-- Start of TASK INPUTS --
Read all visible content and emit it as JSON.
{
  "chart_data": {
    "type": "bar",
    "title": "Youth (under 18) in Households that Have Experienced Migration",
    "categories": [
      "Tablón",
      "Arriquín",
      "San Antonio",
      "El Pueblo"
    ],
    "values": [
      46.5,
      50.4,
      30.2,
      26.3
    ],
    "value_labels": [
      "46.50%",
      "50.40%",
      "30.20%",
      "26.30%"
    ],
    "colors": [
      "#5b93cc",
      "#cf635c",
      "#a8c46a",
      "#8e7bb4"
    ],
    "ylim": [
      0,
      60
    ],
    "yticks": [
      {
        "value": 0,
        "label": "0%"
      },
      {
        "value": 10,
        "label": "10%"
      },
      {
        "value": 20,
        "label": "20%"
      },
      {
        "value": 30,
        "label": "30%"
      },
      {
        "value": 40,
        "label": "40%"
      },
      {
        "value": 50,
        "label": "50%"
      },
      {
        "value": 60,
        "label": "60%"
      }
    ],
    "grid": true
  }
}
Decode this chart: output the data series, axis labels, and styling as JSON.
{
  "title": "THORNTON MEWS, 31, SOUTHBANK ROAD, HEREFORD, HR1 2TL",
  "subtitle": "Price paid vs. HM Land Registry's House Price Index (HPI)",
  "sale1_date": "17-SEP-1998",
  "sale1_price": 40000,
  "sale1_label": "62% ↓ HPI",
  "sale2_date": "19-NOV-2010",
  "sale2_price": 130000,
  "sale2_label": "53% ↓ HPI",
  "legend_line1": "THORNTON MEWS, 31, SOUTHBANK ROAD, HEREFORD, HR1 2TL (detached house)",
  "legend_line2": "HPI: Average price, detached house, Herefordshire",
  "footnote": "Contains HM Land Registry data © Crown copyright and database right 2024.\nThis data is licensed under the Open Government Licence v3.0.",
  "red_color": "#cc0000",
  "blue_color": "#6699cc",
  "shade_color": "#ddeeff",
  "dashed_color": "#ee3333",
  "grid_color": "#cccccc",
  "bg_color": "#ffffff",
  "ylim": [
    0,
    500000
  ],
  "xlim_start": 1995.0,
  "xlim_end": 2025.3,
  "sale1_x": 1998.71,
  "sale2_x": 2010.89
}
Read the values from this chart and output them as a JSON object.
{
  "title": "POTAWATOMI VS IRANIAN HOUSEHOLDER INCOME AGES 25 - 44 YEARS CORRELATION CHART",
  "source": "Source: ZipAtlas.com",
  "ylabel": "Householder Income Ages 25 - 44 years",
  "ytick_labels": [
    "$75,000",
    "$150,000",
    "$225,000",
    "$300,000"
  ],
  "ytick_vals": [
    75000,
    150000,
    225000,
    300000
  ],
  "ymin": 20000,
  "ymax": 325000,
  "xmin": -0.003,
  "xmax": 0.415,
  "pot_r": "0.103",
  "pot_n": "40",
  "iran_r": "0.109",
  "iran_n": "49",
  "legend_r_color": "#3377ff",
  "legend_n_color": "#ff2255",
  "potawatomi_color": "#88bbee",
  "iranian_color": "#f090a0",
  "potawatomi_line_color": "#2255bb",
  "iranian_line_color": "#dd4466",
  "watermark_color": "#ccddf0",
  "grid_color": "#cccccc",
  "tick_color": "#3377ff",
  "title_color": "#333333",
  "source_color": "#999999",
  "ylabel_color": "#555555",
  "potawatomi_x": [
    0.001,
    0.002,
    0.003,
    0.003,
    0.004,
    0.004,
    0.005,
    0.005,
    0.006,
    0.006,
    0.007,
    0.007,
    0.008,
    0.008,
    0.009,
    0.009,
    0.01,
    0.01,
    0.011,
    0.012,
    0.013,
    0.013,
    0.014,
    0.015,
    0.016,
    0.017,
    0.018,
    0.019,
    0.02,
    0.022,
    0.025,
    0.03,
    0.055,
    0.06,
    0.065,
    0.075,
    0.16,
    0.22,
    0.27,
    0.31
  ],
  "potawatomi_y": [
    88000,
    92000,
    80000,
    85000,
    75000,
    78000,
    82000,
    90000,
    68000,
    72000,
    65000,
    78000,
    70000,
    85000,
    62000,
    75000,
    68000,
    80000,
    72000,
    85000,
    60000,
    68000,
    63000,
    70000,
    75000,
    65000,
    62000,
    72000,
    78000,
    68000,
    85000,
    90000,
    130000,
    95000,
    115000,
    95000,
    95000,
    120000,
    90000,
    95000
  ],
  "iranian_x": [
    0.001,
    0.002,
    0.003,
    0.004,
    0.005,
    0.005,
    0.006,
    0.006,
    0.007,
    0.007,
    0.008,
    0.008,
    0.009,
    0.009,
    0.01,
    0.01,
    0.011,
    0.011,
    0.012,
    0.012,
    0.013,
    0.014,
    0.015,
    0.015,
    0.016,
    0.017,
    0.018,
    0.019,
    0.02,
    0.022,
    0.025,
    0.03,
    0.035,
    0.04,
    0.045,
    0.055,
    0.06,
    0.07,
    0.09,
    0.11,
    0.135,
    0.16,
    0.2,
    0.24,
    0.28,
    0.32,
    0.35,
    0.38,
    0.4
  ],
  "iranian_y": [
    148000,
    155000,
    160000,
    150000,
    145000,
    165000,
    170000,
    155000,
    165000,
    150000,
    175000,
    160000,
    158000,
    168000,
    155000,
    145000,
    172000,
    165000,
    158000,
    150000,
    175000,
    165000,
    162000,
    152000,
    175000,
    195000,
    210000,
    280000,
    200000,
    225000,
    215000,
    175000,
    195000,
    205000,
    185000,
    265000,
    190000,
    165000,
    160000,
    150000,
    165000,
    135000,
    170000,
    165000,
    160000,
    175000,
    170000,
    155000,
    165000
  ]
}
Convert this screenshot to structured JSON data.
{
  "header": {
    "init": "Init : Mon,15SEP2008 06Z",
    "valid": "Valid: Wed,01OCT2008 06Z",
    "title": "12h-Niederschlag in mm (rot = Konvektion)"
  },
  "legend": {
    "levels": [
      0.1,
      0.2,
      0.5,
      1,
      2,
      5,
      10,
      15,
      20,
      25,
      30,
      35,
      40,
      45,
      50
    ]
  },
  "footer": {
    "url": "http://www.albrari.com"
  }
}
-- End of TASK INPUTS --
> **EXERCISE**
Show every line of the records above that contains the word "values".

> **RESPONSE TO THE EXERCISE**
    "values": [
Read the values from this chart and output them as a JSON object.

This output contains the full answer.